[Rows from a figure dataset]
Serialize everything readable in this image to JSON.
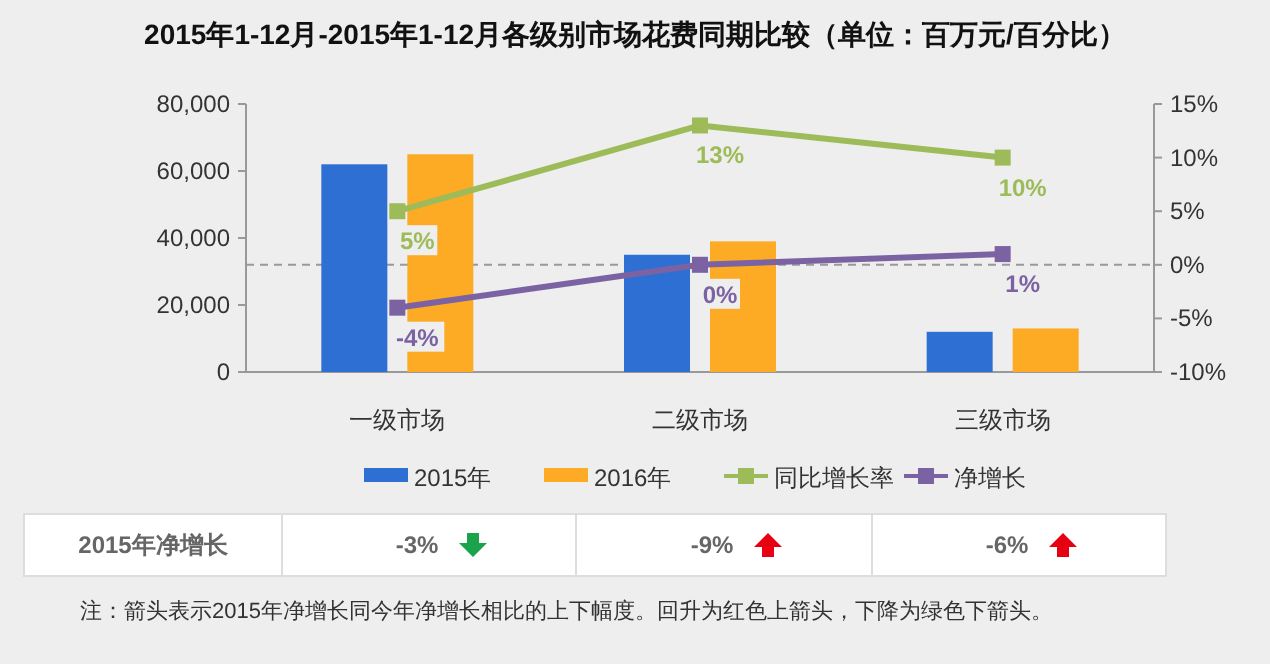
{
  "chart_data": [
    {
      "type": "bar",
      "title": "2015年1-12月-2015年1-12月各级别市场花费同期比较（单位：百万元/百分比）",
      "categories": [
        "一级市场",
        "二级市场",
        "三级市场"
      ],
      "series": [
        {
          "name": "2015年",
          "color": "#2e6fd4",
          "values": [
            62000,
            35000,
            12000
          ]
        },
        {
          "name": "2016年",
          "color": "#fdaa25",
          "values": [
            65000,
            39000,
            13000
          ]
        },
        {
          "name": "同比增长率",
          "type": "line",
          "axis": "y2",
          "color": "#9dbb59",
          "values": [
            5,
            13,
            10
          ],
          "value_labels": [
            "5%",
            "13%",
            "10%"
          ]
        },
        {
          "name": "净增长",
          "type": "line",
          "axis": "y2",
          "color": "#7b62a3",
          "values": [
            -4,
            0,
            1
          ],
          "value_labels": [
            "-4%",
            "0%",
            "1%"
          ]
        }
      ],
      "ylim": [
        0,
        80000
      ],
      "yticks": [
        0,
        {
          "value": 20000,
          "label": "20,000"
        },
        {
          "value": 40000,
          "label": "40,000"
        },
        {
          "value": 60000,
          "label": "60,000"
        },
        {
          "value": 80000,
          "label": "80,000"
        }
      ],
      "y2lim": [
        -10,
        15
      ],
      "y2ticks": [
        {
          "value": -10,
          "label": "-10%"
        },
        {
          "value": -5,
          "label": "-5%"
        },
        {
          "value": 0,
          "label": "0%"
        },
        {
          "value": 5,
          "label": "5%"
        },
        {
          "value": 10,
          "label": "10%"
        },
        {
          "value": 15,
          "label": "15%"
        }
      ],
      "ref_lines": [
        {
          "axis": "y2",
          "value": 0,
          "color": "#999999",
          "line_style": "dashed"
        }
      ],
      "marker": "square",
      "legend": "bottom"
    },
    {
      "type": "other",
      "annotations": [
        "2015年净增长",
        "-3%",
        "-9%",
        "-6%",
        "注：箭头表示2015年净增长同今年净增长相比的上下幅度。回升为红色上箭头，下降为绿色下箭头。"
      ],
      "colors": [
        "#1aa34a",
        "#e60012",
        "#e60012"
      ]
    }
  ]
}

- INSTRUCTIONS FOR THE TASK
Copy out the records above in full, exactly as written, but not the pictures.

- FULL OUTPUT
Serialize everything readable in this image to JSON.
{
  "chart_data": [
    {
      "type": "bar",
      "title": "2015年1-12月-2015年1-12月各级别市场花费同期比较（单位：百万元/百分比）",
      "categories": [
        "一级市场",
        "二级市场",
        "三级市场"
      ],
      "series": [
        {
          "name": "2015年",
          "color": "#2e6fd4",
          "values": [
            62000,
            35000,
            12000
          ]
        },
        {
          "name": "2016年",
          "color": "#fdaa25",
          "values": [
            65000,
            39000,
            13000
          ]
        },
        {
          "name": "同比增长率",
          "type": "line",
          "axis": "y2",
          "color": "#9dbb59",
          "values": [
            5,
            13,
            10
          ],
          "value_labels": [
            "5%",
            "13%",
            "10%"
          ]
        },
        {
          "name": "净增长",
          "type": "line",
          "axis": "y2",
          "color": "#7b62a3",
          "values": [
            -4,
            0,
            1
          ],
          "value_labels": [
            "-4%",
            "0%",
            "1%"
          ]
        }
      ],
      "ylim": [
        0,
        80000
      ],
      "yticks": [
        0,
        {
          "value": 20000,
          "label": "20,000"
        },
        {
          "value": 40000,
          "label": "40,000"
        },
        {
          "value": 60000,
          "label": "60,000"
        },
        {
          "value": 80000,
          "label": "80,000"
        }
      ],
      "y2lim": [
        -10,
        15
      ],
      "y2ticks": [
        {
          "value": -10,
          "label": "-10%"
        },
        {
          "value": -5,
          "label": "-5%"
        },
        {
          "value": 0,
          "label": "0%"
        },
        {
          "value": 5,
          "label": "5%"
        },
        {
          "value": 10,
          "label": "10%"
        },
        {
          "value": 15,
          "label": "15%"
        }
      ],
      "ref_lines": [
        {
          "axis": "y2",
          "value": 0,
          "color": "#999999",
          "line_style": "dashed"
        }
      ],
      "marker": "square",
      "legend": "bottom"
    },
    {
      "type": "other",
      "annotations": [
        "2015年净增长",
        "-3%",
        "-9%",
        "-6%",
        "注：箭头表示2015年净增长同今年净增长相比的上下幅度。回升为红色上箭头，下降为绿色下箭头。"
      ],
      "colors": [
        "#1aa34a",
        "#e60012",
        "#e60012"
      ]
    }
  ]
}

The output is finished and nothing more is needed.